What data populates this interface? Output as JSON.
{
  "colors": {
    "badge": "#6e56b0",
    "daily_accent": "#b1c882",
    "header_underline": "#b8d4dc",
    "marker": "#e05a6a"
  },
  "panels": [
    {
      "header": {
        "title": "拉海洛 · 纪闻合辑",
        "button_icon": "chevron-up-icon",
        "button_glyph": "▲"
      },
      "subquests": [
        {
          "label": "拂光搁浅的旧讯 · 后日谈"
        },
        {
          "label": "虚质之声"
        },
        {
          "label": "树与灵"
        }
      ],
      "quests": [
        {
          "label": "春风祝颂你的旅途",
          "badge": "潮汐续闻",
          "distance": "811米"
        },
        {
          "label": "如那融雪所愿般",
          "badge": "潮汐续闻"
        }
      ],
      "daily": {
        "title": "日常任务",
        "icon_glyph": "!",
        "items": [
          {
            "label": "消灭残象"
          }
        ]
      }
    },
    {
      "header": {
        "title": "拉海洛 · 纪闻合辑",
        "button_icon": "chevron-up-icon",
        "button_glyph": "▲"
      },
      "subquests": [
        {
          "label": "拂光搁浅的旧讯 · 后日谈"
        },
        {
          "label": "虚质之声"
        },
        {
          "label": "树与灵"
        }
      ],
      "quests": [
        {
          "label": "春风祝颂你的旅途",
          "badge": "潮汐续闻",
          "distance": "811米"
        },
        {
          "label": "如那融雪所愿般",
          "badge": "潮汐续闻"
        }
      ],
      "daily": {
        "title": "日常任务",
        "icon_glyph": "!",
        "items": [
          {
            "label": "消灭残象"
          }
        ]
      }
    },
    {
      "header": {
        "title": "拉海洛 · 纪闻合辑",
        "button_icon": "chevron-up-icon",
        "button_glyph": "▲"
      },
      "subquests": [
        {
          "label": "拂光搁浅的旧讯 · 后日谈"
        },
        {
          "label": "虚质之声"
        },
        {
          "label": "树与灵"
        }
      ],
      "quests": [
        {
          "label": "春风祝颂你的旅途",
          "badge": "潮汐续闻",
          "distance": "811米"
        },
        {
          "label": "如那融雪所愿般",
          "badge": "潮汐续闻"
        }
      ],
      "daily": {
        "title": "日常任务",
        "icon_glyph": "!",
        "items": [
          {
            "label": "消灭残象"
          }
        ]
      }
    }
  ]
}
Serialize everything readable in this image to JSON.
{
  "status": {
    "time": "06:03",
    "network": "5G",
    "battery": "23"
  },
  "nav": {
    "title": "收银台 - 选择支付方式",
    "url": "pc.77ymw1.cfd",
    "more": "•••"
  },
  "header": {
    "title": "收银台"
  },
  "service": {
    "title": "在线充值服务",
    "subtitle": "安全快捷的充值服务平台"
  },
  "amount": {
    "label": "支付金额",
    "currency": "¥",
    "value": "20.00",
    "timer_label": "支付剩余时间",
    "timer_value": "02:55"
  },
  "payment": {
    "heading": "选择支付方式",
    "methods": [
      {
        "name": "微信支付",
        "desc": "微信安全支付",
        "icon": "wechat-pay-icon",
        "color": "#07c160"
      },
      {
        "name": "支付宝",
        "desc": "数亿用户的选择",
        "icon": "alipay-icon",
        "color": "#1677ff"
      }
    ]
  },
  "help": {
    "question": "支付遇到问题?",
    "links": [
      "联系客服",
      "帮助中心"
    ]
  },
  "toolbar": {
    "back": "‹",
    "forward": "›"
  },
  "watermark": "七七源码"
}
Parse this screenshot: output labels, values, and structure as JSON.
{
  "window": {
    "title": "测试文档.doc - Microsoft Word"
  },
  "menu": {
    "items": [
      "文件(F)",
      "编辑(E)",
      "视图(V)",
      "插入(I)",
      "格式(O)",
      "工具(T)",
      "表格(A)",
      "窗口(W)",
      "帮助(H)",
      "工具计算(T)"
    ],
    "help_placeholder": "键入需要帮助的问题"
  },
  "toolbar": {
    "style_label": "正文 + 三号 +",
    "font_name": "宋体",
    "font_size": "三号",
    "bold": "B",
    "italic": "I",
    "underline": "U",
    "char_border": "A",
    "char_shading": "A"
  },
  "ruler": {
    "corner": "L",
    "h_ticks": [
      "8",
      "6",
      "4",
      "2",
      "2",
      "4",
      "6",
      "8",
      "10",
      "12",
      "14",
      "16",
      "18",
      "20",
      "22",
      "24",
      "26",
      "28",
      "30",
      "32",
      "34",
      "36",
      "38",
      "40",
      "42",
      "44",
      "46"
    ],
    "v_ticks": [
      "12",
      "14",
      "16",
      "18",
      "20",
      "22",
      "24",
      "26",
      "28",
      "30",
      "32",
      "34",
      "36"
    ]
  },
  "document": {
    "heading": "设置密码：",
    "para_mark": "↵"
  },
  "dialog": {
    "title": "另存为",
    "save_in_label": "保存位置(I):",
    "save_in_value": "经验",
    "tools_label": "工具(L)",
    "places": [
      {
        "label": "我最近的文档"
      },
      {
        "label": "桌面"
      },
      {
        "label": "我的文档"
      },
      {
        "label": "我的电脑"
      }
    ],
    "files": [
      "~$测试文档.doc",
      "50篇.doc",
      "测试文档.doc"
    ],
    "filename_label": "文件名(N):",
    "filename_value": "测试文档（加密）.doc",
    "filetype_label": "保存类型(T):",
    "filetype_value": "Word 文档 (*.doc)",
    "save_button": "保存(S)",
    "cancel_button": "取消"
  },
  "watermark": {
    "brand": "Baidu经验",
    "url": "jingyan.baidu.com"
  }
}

> WHAT YOU HAVE TO DO:
All of the lines above need to be given again exactly.

> RESPONSE TO THE EXERCISE:
What data populates this interface? Output as JSON.
{
  "colors": {
    "badge": "#6e56b0",
    "daily_accent": "#b1c882",
    "header_underline": "#b8d4dc",
    "marker": "#e05a6a"
  },
  "panels": [
    {
      "header": {
        "title": "拉海洛 · 纪闻合辑",
        "button_icon": "chevron-up-icon",
        "button_glyph": "▲"
      },
      "subquests": [
        {
          "label": "拂光搁浅的旧讯 · 后日谈"
        },
        {
          "label": "虚质之声"
        },
        {
          "label": "树与灵"
        }
      ],
      "quests": [
        {
          "label": "春风祝颂你的旅途",
          "badge": "潮汐续闻",
          "distance": "811米"
        },
        {
          "label": "如那融雪所愿般",
          "badge": "潮汐续闻"
        }
      ],
      "daily": {
        "title": "日常任务",
        "icon_glyph": "!",
        "items": [
          {
            "label": "消灭残象"
          }
        ]
      }
    },
    {
      "header": {
        "title": "拉海洛 · 纪闻合辑",
        "button_icon": "chevron-up-icon",
        "button_glyph": "▲"
      },
      "subquests": [
        {
          "label": "拂光搁浅的旧讯 · 后日谈"
        },
        {
          "label": "虚质之声"
        },
        {
          "label": "树与灵"
        }
      ],
      "quests": [
        {
          "label": "春风祝颂你的旅途",
          "badge": "潮汐续闻",
          "distance": "811米"
        },
        {
          "label": "如那融雪所愿般",
          "badge": "潮汐续闻"
        }
      ],
      "daily": {
        "title": "日常任务",
        "icon_glyph": "!",
        "items": [
          {
            "label": "消灭残象"
          }
        ]
      }
    },
    {
      "header": {
        "title": "拉海洛 · 纪闻合辑",
        "button_icon": "chevron-up-icon",
        "button_glyph": "▲"
      },
      "subquests": [
        {
          "label": "拂光搁浅的旧讯 · 后日谈"
        },
        {
          "label": "虚质之声"
        },
        {
          "label": "树与灵"
        }
      ],
      "quests": [
        {
          "label": "春风祝颂你的旅途",
          "badge": "潮汐续闻",
          "distance": "811米"
        },
        {
          "label": "如那融雪所愿般",
          "badge": "潮汐续闻"
        }
      ],
      "daily": {
        "title": "日常任务",
        "icon_glyph": "!",
        "items": [
          {
            "label": "消灭残象"
          }
        ]
      }
    }
  ]
}
Serialize everything readable in this image to JSON.
{
  "status": {
    "time": "06:03",
    "network": "5G",
    "battery": "23"
  },
  "nav": {
    "title": "收银台 - 选择支付方式",
    "url": "pc.77ymw1.cfd",
    "more": "•••"
  },
  "header": {
    "title": "收银台"
  },
  "service": {
    "title": "在线充值服务",
    "subtitle": "安全快捷的充值服务平台"
  },
  "amount": {
    "label": "支付金额",
    "currency": "¥",
    "value": "20.00",
    "timer_label": "支付剩余时间",
    "timer_value": "02:55"
  },
  "payment": {
    "heading": "选择支付方式",
    "methods": [
      {
        "name": "微信支付",
        "desc": "微信安全支付",
        "icon": "wechat-pay-icon",
        "color": "#07c160"
      },
      {
        "name": "支付宝",
        "desc": "数亿用户的选择",
        "icon": "alipay-icon",
        "color": "#1677ff"
      }
    ]
  },
  "help": {
    "question": "支付遇到问题?",
    "links": [
      "联系客服",
      "帮助中心"
    ]
  },
  "toolbar": {
    "back": "‹",
    "forward": "›"
  },
  "watermark": "七七源码"
}
Parse this screenshot: output labels, values, and structure as JSON.
{
  "window": {
    "title": "测试文档.doc - Microsoft Word"
  },
  "menu": {
    "items": [
      "文件(F)",
      "编辑(E)",
      "视图(V)",
      "插入(I)",
      "格式(O)",
      "工具(T)",
      "表格(A)",
      "窗口(W)",
      "帮助(H)",
      "工具计算(T)"
    ],
    "help_placeholder": "键入需要帮助的问题"
  },
  "toolbar": {
    "style_label": "正文 + 三号 +",
    "font_name": "宋体",
    "font_size": "三号",
    "bold": "B",
    "italic": "I",
    "underline": "U",
    "char_border": "A",
    "char_shading": "A"
  },
  "ruler": {
    "corner": "L",
    "h_ticks": [
      "8",
      "6",
      "4",
      "2",
      "2",
      "4",
      "6",
      "8",
      "10",
      "12",
      "14",
      "16",
      "18",
      "20",
      "22",
      "24",
      "26",
      "28",
      "30",
      "32",
      "34",
      "36",
      "38",
      "40",
      "42",
      "44",
      "46"
    ],
    "v_ticks": [
      "12",
      "14",
      "16",
      "18",
      "20",
      "22",
      "24",
      "26",
      "28",
      "30",
      "32",
      "34",
      "36"
    ]
  },
  "document": {
    "heading": "设置密码：",
    "para_mark": "↵"
  },
  "dialog": {
    "title": "另存为",
    "save_in_label": "保存位置(I):",
    "save_in_value": "经验",
    "tools_label": "工具(L)",
    "places": [
      {
        "label": "我最近的文档"
      },
      {
        "label": "桌面"
      },
      {
        "label": "我的文档"
      },
      {
        "label": "我的电脑"
      }
    ],
    "files": [
      "~$测试文档.doc",
      "50篇.doc",
      "测试文档.doc"
    ],
    "filename_label": "文件名(N):",
    "filename_value": "测试文档（加密）.doc",
    "filetype_label": "保存类型(T):",
    "filetype_value": "Word 文档 (*.doc)",
    "save_button": "保存(S)",
    "cancel_button": "取消"
  },
  "watermark": {
    "brand": "Baidu经验",
    "url": "jingyan.baidu.com"
  }
}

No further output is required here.